→ **WHAT YOU ARE ASKED TO DO**:
In the excerpt on the quasar catalogue below, why could the radio quasar catalogues observed with VLBI be left out of the recalculation of equatorial coordinates? Answer in one to three sentences.

We carry out our study starting from the LQAC2 compiled catalogue. Recall that one of its main objectives was to recompute the equatorial coordinates of the quasars of the compilation from algorithms leading to an optimized accuracy of the positions of the objects. These algorithms were exactly those used in the construction of the Large Quasar Reference Frame (LQRF) by Andrei et al. (2009). In addition, the LQAC2 contains extended multibands photometry, radiofluxes, redshifts, a new calculation of the absolute magnitudes in two bands (b and i), and finally a morphological characterization of the quasars from three estimators (skewness, roundness, and normalness).
2. Astrometric improvement
One of the main aims of the LQAC, and more specifically of its second release the LQAC2, was to recalculate the equatorial coordinates of the quasars compiled in the various catalogues included in the compilation in a more accurate manner. Of course, we could exclude from this recalculation the catalogues of radio quasars observed with the VeryLongBaseline Interferometry (VLBI) technique, which give positions of the objects at the level of milliarcseconds. These include the 3414 quasars of the International Celestial Reference Frame (ICRF2, Ma et al. 2009; Bobholtz et al. 2010), 5198 from the Very Long Baseline Array (VLBA), 1858 from the Very Large Array (VLA, Claussen 2006) and 2118 from Jodrell BankVLA Astrometric Survey (JVAS). Notice that the positional offset between the radio VLBI centre and the photocentre of these quasars is subject to particular recent investigations (Orosz & Frey 2013; Zacharias & Zacharias 2014). These objects with optimal astrometric quality at radio wavelengths represent only a small part of the LQAC2. The four catalogues concerned gather no more than 5717 quasars with respect to the 187 504 quasars of the whole LQAC2, that is to say, a mere 3.05%. Thus, although the objects concerned are fundamental in terms of astrometric standards and references, their relative proportion is very small.

→ **MATERIAL**:
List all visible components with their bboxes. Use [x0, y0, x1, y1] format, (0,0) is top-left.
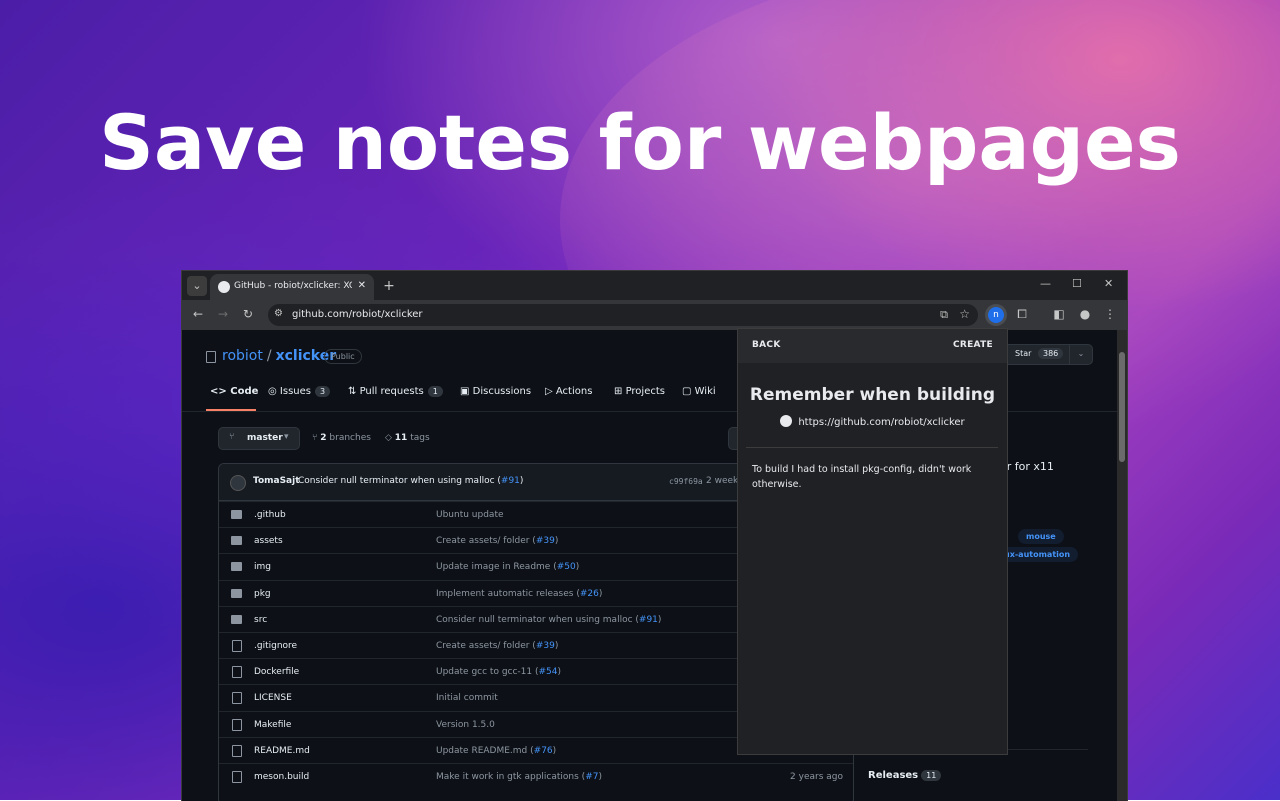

→ **THE RESPONSE**:
They could be left out because the VLBI technique already gives the positions of those objects at the level of milliarcseconds.